# GIVEN EXERCISE
Rewrite every line of the material below as a Markdown table with the columns "Row" and "Entry", numbering the rows in order and omitting blank lines.

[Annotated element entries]
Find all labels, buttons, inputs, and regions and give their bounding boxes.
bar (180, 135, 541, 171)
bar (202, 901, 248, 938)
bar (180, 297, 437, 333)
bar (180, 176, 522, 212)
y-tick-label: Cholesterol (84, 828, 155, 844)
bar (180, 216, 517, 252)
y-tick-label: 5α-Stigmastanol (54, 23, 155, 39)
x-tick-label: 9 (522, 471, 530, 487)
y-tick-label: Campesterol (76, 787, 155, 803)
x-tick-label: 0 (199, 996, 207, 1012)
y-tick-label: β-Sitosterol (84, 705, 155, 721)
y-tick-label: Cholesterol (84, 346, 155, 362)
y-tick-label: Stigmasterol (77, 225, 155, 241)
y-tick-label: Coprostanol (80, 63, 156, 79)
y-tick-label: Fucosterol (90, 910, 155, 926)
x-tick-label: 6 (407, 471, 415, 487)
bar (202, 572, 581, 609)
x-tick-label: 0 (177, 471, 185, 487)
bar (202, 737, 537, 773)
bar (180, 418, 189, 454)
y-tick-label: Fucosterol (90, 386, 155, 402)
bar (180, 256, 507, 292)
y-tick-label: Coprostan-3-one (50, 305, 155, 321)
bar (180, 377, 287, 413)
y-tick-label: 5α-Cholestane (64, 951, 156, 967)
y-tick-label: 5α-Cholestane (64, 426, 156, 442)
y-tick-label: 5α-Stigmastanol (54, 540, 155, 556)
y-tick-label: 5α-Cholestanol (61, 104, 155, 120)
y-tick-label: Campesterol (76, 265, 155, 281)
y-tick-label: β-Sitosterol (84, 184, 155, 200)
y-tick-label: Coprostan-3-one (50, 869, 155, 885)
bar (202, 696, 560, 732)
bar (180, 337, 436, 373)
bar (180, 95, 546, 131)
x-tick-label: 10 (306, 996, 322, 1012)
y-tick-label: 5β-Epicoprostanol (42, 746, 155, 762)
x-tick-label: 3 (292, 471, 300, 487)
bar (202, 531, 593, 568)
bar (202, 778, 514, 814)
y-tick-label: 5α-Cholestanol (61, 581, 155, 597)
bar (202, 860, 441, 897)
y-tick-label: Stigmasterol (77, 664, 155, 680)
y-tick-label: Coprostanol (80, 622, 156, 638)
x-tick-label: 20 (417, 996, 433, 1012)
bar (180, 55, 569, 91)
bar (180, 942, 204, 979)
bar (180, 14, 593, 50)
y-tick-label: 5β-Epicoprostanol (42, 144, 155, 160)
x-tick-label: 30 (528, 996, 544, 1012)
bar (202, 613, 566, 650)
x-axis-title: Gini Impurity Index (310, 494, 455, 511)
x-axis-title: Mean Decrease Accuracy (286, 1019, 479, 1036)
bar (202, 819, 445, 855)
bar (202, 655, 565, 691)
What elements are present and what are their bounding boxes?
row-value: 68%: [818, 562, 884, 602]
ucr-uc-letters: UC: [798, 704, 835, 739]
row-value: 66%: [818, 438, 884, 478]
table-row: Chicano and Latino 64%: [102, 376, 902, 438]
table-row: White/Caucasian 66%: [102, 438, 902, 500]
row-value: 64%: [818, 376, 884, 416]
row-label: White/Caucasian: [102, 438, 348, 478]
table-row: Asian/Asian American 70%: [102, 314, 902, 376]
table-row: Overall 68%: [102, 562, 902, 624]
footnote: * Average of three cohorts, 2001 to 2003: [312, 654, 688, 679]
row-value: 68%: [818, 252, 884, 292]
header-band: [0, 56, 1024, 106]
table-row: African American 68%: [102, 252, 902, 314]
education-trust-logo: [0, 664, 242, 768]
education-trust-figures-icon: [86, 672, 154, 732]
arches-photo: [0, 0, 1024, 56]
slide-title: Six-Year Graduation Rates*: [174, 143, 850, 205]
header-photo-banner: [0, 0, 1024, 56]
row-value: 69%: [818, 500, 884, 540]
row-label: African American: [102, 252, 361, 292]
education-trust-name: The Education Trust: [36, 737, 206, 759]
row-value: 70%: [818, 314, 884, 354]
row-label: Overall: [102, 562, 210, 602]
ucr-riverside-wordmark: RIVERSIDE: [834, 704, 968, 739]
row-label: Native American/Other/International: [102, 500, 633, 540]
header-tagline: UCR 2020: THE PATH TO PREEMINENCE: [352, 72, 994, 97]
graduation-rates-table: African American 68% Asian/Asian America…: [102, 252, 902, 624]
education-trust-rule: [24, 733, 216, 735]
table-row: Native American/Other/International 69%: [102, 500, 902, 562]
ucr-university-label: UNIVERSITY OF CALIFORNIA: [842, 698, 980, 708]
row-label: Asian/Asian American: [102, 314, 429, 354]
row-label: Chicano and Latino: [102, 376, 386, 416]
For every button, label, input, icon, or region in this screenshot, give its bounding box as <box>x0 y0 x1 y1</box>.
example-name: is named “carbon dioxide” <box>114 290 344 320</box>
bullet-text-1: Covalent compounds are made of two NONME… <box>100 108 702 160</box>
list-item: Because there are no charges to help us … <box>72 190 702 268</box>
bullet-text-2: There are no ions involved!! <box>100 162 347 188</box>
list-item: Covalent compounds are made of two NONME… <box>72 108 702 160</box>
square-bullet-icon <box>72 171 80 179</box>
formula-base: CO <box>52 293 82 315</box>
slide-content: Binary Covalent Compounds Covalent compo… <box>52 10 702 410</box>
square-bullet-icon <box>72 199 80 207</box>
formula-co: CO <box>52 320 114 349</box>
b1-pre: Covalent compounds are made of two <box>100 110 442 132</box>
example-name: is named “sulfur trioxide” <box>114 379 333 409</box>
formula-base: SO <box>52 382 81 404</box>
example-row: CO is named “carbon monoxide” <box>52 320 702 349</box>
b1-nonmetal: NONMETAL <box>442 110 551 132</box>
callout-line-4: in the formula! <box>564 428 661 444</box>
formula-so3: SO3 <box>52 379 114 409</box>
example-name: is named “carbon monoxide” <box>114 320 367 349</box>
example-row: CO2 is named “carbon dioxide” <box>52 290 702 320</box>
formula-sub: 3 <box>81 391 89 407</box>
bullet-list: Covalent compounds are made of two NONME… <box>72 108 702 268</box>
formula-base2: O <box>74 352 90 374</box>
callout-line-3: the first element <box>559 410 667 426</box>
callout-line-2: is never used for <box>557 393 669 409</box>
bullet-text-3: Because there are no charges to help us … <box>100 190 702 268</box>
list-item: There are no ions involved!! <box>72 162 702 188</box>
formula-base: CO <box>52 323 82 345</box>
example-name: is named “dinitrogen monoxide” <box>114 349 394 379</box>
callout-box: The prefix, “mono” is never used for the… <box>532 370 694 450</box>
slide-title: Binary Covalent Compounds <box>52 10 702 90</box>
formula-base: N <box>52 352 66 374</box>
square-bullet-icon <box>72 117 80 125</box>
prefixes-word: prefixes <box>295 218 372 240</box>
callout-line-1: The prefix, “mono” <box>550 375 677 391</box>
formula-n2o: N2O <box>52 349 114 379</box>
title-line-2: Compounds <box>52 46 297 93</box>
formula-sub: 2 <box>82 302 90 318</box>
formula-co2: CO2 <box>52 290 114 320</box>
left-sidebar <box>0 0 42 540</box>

# TASK OUTPUT
| Row | Entry |
|---|---|
| 1 | Find all labels, buttons, inputs, and regions and give their bounding boxes. |
| 2 | bar (180, 135, 541, 171) |
| 3 | bar (202, 901, 248, 938) |
| 4 | bar (180, 297, 437, 333) |
| 5 | bar (180, 176, 522, 212) |
| 6 | y-tick-label: Cholesterol (84, 828, 155, 844) |
| 7 | bar (180, 216, 517, 252) |
| 8 | y-tick-label: 5α-Stigmastanol (54, 23, 155, 39) |
| 9 | x-tick-label: 9 (522, 471, 530, 487) |
| 10 | y-tick-label: Campesterol (76, 787, 155, 803) |
| 11 | x-tick-label: 0 (199, 996, 207, 1012) |
| 12 | y-tick-label: β-Sitosterol (84, 705, 155, 721) |
| 13 | y-tick-label: Cholesterol (84, 346, 155, 362) |
| 14 | y-tick-label: Stigmasterol (77, 225, 155, 241) |
| 15 | y-tick-label: Coprostanol (80, 63, 156, 79) |
| 16 | y-tick-label: Fucosterol (90, 910, 155, 926) |
| 17 | x-tick-label: 6 (407, 471, 415, 487) |
| 18 | bar (202, 572, 581, 609) |
| 19 | x-tick-label: 0 (177, 471, 185, 487) |
| 20 | bar (202, 737, 537, 773) |
| 21 | bar (180, 418, 189, 454) |
| 22 | y-tick-label: Fucosterol (90, 386, 155, 402) |
| 23 | bar (180, 256, 507, 292) |
| 24 | y-tick-label: Coprostan-3-one (50, 305, 155, 321) |
| 25 | bar (180, 377, 287, 413) |
| 26 | y-tick-label: 5α-Cholestane (64, 951, 156, 967) |
| 27 | y-tick-label: 5α-Cholestane (64, 426, 156, 442) |
| 28 | y-tick-label: 5α-Stigmastanol (54, 540, 155, 556) |
| 29 | y-tick-label: 5α-Cholestanol (61, 104, 155, 120) |
| 30 | y-tick-label: Campesterol (76, 265, 155, 281) |
| 31 | y-tick-label: β-Sitosterol (84, 184, 155, 200) |
| 32 | y-tick-label: Coprostan-3-one (50, 869, 155, 885) |
| 33 | bar (202, 696, 560, 732) |
| 34 | bar (180, 337, 436, 373) |
| 35 | bar (180, 95, 546, 131) |
| 36 | x-tick-label: 10 (306, 996, 322, 1012) |
| 37 | y-tick-label: 5β-Epicoprostanol (42, 746, 155, 762) |
| 38 | x-tick-label: 3 (292, 471, 300, 487) |
| 39 | bar (202, 531, 593, 568) |
| 40 | bar (202, 778, 514, 814) |
| 41 | y-tick-label: 5α-Cholestanol (61, 581, 155, 597) |
| 42 | bar (202, 860, 441, 897) |
| 43 | y-tick-label: Stigmasterol (77, 664, 155, 680) |
| 44 | y-tick-label: Coprostanol (80, 622, 156, 638) |
| 45 | x-tick-label: 20 (417, 996, 433, 1012) |
| 46 | bar (180, 55, 569, 91) |
| 47 | bar (180, 942, 204, 979) |
| 48 | bar (180, 14, 593, 50) |
| 49 | y-tick-label: 5β-Epicoprostanol (42, 144, 155, 160) |
| 50 | x-tick-label: 30 (528, 996, 544, 1012) |
| 51 | bar (202, 613, 566, 650) |
| 52 | x-axis-title: Gini Impurity Index (310, 494, 455, 511) |
| 53 | x-axis-title: Mean Decrease Accuracy (286, 1019, 479, 1036) |
| 54 | bar (202, 819, 445, 855) |
| 55 | bar (202, 655, 565, 691) |
| 56 | What elements are present and what are their bounding boxes? |
| 57 | row-value: 68%: [818, 562, 884, 602] |
| 58 | ucr-uc-letters: UC: [798, 704, 835, 739] |
| 59 | row-value: 66%: [818, 438, 884, 478] |
| 60 | table-row: Chicano and Latino 64%: [102, 376, 902, 438] |
| 61 | table-row: White/Caucasian 66%: [102, 438, 902, 500] |
| 62 | row-value: 64%: [818, 376, 884, 416] |
| 63 | row-label: White/Caucasian: [102, 438, 348, 478] |
| 64 | table-row: Asian/Asian American 70%: [102, 314, 902, 376] |
| 65 | table-row: Overall 68%: [102, 562, 902, 624] |
| 66 | footnote: * Average of three cohorts, 2001 to 2003: [312, 654, 688, 679] |
| 67 | row-value: 68%: [818, 252, 884, 292] |
| 68 | header-band: [0, 56, 1024, 106] |
| 69 | table-row: African American 68%: [102, 252, 902, 314] |
| 70 | education-trust-logo: [0, 664, 242, 768] |
| 71 | education-trust-figures-icon: [86, 672, 154, 732] |
| 72 | arches-photo: [0, 0, 1024, 56] |
| 73 | slide-title: Six-Year Graduation Rates*: [174, 143, 850, 205] |
| 74 | header-photo-banner: [0, 0, 1024, 56] |
| 75 | row-value: 69%: [818, 500, 884, 540] |
| 76 | row-label: African American: [102, 252, 361, 292] |
| 77 | education-trust-name: The Education Trust: [36, 737, 206, 759] |
| 78 | row-value: 70%: [818, 314, 884, 354] |
| 79 | row-label: Overall: [102, 562, 210, 602] |
| 80 | ucr-riverside-wordmark: RIVERSIDE: [834, 704, 968, 739] |
| 81 | row-label: Native American/Other/International: [102, 500, 633, 540] |
| 82 | header-tagline: UCR 2020: THE PATH TO PREEMINENCE: [352, 72, 994, 97] |
| 83 | graduation-rates-table: African American 68% Asian/Asian America…: [102, 252, 902, 624] |
| 84 | education-trust-rule: [24, 733, 216, 735] |
| 85 | table-row: Native American/Other/International 69%: [102, 500, 902, 562] |
| 86 | ucr-university-label: UNIVERSITY OF CALIFORNIA: [842, 698, 980, 708] |
| 87 | row-label: Asian/Asian American: [102, 314, 429, 354] |
| 88 | row-label: Chicano and Latino: [102, 376, 386, 416] |
| 89 | For every button, label, input, icon, or region in this screenshot, give its bounding box as <box>x0 y0 x1 y1</box>. |
| 90 | example-name: is named “carbon dioxide” <box>114 290 344 320</box> |
| 91 | bullet-text-1: Covalent compounds are made of two NONME… <box>100 108 702 160</box> |
| 92 | list-item: Because there are no charges to help us … <box>72 190 702 268</box> |
| 93 | bullet-text-2: There are no ions involved!! <box>100 162 347 188</box> |
| 94 | list-item: Covalent compounds are made of two NONME… <box>72 108 702 160</box> |
| 95 | square-bullet-icon <box>72 171 80 179</box> |
| 96 | formula-base: CO <box>52 293 82 315</box> |
| 97 | slide-content: Binary Covalent Compounds Covalent compo… <box>52 10 702 410</box> |
| 98 | square-bullet-icon <box>72 199 80 207</box> |
| 99 | formula-co: CO <box>52 320 114 349</box> |
| 100 | b1-pre: Covalent compounds are made of two <box>100 110 442 132</box> |
| 101 | example-name: is named “sulfur trioxide” <box>114 379 333 409</box> |
| 102 | formula-base: SO <box>52 382 81 404</box> |
| 103 | example-row: CO is named “carbon monoxide” <box>52 320 702 349</box> |
| 104 | b1-nonmetal: NONMETAL <box>442 110 551 132</box> |
| 105 | callout-line-4: in the formula! <box>564 428 661 444</box> |
| 106 | formula-so3: SO3 <box>52 379 114 409</box> |
| 107 | example-name: is named “carbon monoxide” <box>114 320 367 349</box> |
| 108 | example-row: CO2 is named “carbon dioxide” <box>52 290 702 320</box> |
| 109 | formula-sub: 3 <box>81 391 89 407</box> |
| 110 | bullet-list: Covalent compounds are made of two NONME… <box>72 108 702 268</box> |
| 111 | formula-base2: O <box>74 352 90 374</box> |
| 112 | callout-line-3: the first element <box>559 410 667 426</box> |
| 113 | callout-line-2: is never used for <box>557 393 669 409</box> |
| 114 | bullet-text-3: Because there are no charges to help us … <box>100 190 702 268</box> |
| 115 | list-item: There are no ions involved!! <box>72 162 702 188</box> |
| 116 | formula-base: CO <box>52 323 82 345</box> |
| 117 | example-name: is named “dinitrogen monoxide” <box>114 349 394 379</box> |
| 118 | callout-box: The prefix, “mono” is never used for the… <box>532 370 694 450</box> |
| 119 | slide-title: Binary Covalent Compounds <box>52 10 702 90</box> |
| 120 | formula-base: N <box>52 352 66 374</box> |
| 121 | square-bullet-icon <box>72 117 80 125</box> |
| 122 | prefixes-word: prefixes <box>295 218 372 240</box> |
| 123 | callout-line-1: The prefix, “mono” <box>550 375 677 391</box> |
| 124 | formula-n2o: N2O <box>52 349 114 379</box> |
| 125 | title-line-2: Compounds <box>52 46 297 93</box> |
| 126 | formula-sub: 2 <box>82 302 90 318</box> |
| 127 | formula-co2: CO2 <box>52 290 114 320</box> |
| 128 | left-sidebar <box>0 0 42 540</box> |